→ **Exercise aim**
Starting with the line that contains "What does this", reproduce each line through the end of the listing below, with no other output.
-- start --
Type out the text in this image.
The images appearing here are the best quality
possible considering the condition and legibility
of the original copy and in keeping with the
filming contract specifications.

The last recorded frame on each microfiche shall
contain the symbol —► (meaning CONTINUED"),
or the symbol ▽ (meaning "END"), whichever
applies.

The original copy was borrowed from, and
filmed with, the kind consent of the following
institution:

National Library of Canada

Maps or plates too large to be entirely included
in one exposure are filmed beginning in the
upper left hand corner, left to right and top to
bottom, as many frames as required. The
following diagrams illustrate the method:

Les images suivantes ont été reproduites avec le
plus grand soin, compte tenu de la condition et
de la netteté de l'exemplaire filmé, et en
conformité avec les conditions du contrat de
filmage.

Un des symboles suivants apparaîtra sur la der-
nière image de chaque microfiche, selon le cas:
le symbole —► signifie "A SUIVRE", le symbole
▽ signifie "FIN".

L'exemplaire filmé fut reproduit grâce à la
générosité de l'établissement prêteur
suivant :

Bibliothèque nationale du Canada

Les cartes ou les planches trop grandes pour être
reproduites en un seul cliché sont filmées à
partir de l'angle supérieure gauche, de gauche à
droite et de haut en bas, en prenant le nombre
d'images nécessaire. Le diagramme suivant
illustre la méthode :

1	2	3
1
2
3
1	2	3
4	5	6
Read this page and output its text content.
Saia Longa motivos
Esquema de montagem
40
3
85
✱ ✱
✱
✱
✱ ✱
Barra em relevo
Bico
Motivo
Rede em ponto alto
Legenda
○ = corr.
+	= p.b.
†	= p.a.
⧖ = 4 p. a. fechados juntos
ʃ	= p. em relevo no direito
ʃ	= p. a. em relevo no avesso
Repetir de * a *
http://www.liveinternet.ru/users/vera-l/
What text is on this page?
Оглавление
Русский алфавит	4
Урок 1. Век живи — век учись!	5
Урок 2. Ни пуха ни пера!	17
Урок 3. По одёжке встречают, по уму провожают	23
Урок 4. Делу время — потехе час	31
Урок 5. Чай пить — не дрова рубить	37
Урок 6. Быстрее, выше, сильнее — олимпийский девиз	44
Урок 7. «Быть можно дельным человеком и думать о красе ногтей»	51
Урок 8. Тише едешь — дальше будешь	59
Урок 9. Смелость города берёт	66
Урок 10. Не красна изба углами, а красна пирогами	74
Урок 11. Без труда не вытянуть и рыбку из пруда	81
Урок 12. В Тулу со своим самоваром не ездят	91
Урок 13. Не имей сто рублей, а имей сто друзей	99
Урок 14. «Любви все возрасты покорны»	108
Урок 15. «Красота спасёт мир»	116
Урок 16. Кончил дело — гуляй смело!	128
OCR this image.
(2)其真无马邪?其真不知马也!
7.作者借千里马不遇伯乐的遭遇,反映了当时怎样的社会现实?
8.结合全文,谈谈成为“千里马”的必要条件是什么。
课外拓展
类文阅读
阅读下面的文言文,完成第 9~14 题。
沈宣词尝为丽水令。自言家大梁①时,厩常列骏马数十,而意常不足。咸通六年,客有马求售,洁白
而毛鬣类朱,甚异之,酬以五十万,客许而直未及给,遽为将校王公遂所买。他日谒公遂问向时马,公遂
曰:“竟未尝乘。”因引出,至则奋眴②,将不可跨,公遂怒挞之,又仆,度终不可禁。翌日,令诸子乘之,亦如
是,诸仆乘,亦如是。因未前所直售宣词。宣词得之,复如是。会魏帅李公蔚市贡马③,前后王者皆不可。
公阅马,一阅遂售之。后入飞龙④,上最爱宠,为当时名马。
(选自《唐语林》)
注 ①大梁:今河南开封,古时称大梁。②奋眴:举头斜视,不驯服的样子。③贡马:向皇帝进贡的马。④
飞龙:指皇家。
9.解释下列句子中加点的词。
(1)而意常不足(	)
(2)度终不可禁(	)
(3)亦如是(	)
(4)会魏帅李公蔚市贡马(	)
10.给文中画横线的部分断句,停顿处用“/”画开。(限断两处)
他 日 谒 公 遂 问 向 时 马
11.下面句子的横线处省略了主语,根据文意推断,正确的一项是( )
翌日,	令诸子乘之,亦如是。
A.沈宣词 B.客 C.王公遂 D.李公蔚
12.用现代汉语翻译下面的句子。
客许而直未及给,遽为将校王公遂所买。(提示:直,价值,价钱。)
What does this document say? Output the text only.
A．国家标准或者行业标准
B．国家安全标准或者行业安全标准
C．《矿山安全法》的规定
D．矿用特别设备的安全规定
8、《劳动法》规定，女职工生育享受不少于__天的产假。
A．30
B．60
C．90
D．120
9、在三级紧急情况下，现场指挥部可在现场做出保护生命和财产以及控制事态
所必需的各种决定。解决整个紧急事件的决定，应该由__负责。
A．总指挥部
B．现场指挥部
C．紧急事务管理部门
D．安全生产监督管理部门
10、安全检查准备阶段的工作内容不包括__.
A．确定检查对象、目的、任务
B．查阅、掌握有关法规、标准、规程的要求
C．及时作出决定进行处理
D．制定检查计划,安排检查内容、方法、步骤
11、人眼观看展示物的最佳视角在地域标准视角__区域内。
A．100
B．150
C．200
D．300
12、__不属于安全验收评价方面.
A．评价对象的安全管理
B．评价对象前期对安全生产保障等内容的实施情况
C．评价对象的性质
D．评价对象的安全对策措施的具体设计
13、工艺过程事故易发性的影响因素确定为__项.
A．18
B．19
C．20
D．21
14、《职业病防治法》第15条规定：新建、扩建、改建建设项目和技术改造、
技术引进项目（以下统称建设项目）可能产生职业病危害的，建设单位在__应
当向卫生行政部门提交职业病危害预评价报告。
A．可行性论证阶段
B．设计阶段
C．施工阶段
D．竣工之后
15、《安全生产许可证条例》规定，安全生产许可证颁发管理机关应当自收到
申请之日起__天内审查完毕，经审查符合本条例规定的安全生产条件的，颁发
-- end --
→ **Exercise output**
What does this document say? Output the text only.
A．国家标准或者行业标准
B．国家安全标准或者行业安全标准
C．《矿山安全法》的规定
D．矿用特别设备的安全规定
8、《劳动法》规定，女职工生育享受不少于__天的产假。
A．30
B．60
C．90
D．120
9、在三级紧急情况下，现场指挥部可在现场做出保护生命和财产以及控制事态
所必需的各种决定。解决整个紧急事件的决定，应该由__负责。
A．总指挥部
B．现场指挥部
C．紧急事务管理部门
D．安全生产监督管理部门
10、安全检查准备阶段的工作内容不包括__.
A．确定检查对象、目的、任务
B．查阅、掌握有关法规、标准、规程的要求
C．及时作出决定进行处理
D．制定检查计划,安排检查内容、方法、步骤
11、人眼观看展示物的最佳视角在地域标准视角__区域内。
A．100
B．150
C．200
D．300
12、__不属于安全验收评价方面.
A．评价对象的安全管理
B．评价对象前期对安全生产保障等内容的实施情况
C．评价对象的性质
D．评价对象的安全对策措施的具体设计
13、工艺过程事故易发性的影响因素确定为__项.
A．18
B．19
C．20
D．21
14、《职业病防治法》第15条规定：新建、扩建、改建建设项目和技术改造、
技术引进项目（以下统称建设项目）可能产生职业病危害的，建设单位在__应
当向卫生行政部门提交职业病危害预评价报告。
A．可行性论证阶段
B．设计阶段
C．施工阶段
D．竣工之后
15、《安全生产许可证条例》规定，安全生产许可证颁发管理机关应当自收到
申请之日起__天内审查完毕，经审查符合本条例规定的安全生产条件的，颁发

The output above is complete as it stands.